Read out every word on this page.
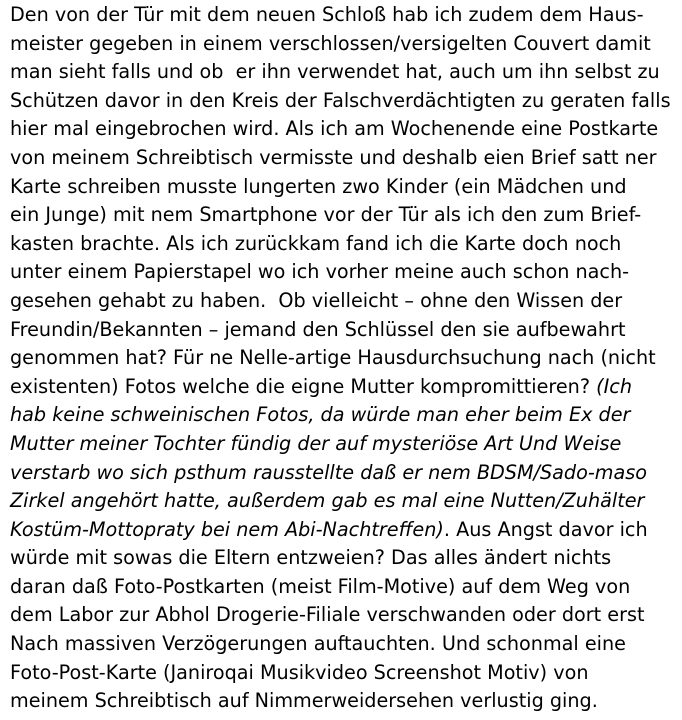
Den von der Tür mit dem neuen Schloß hab ich zudem dem Haus-
meister gegeben in einem verschlossen/versigelten Couvert damit
man sieht falls und ob  er ihn verwendet hat, auch um ihn selbst zu
Schützen davor in den Kreis der Falschverdächtigten zu geraten falls
hier mal eingebrochen wird. Als ich am Wochenende eine Postkarte
von meinem Schreibtisch vermisste und deshalb eien Brief satt ner
Karte schreiben musste lungerten zwo Kinder (ein Mädchen und
ein Junge) mit nem Smartphone vor der Tür als ich den zum Brief-
kasten brachte. Als ich zurückkam fand ich die Karte doch noch
unter einem Papierstapel wo ich vorher meine auch schon nach-
gesehen gehabt zu haben.  Ob vielleicht – ohne den Wissen der
Freundin/Bekannten – jemand den Schlüssel den sie aufbewahrt
genommen hat? Für ne Nelle-artige Hausdurchsuchung nach (nicht
existenten) Fotos welche die eigne Mutter kompromittieren? (Ich
hab keine schweinischen Fotos, da würde man eher beim Ex der
Mutter meiner Tochter fündig der auf mysteriöse Art Und Weise
verstarb wo sich psthum rausstellte daß er nem BDSM/Sado-maso
Zirkel angehört hatte, außerdem gab es mal eine Nutten/Zuhälter
Kostüm-Mottopraty bei nem Abi-Nachtreffen). Aus Angst davor ich
würde mit sowas die Eltern entzweien? Das alles ändert nichts
daran daß Foto-Postkarten (meist Film-Motive) auf dem Weg von
dem Labor zur Abhol Drogerie-Filiale verschwanden oder dort erst
Nach massiven Verzögerungen auftauchten. Und schonmal eine
Foto-Post-Karte (Janiroqai Musikvideo Screenshot Motiv) von
meinem Schreibtisch auf Nimmerweidersehen verlustig ging.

## Activity
Where in the entries above does the word "würde" appear? Copy each line that has it.

## Response area
hab keine schweinischen Fotos, da würde man eher beim Ex der
würde mit sowas die Eltern entzweien? Das alles ändert nichts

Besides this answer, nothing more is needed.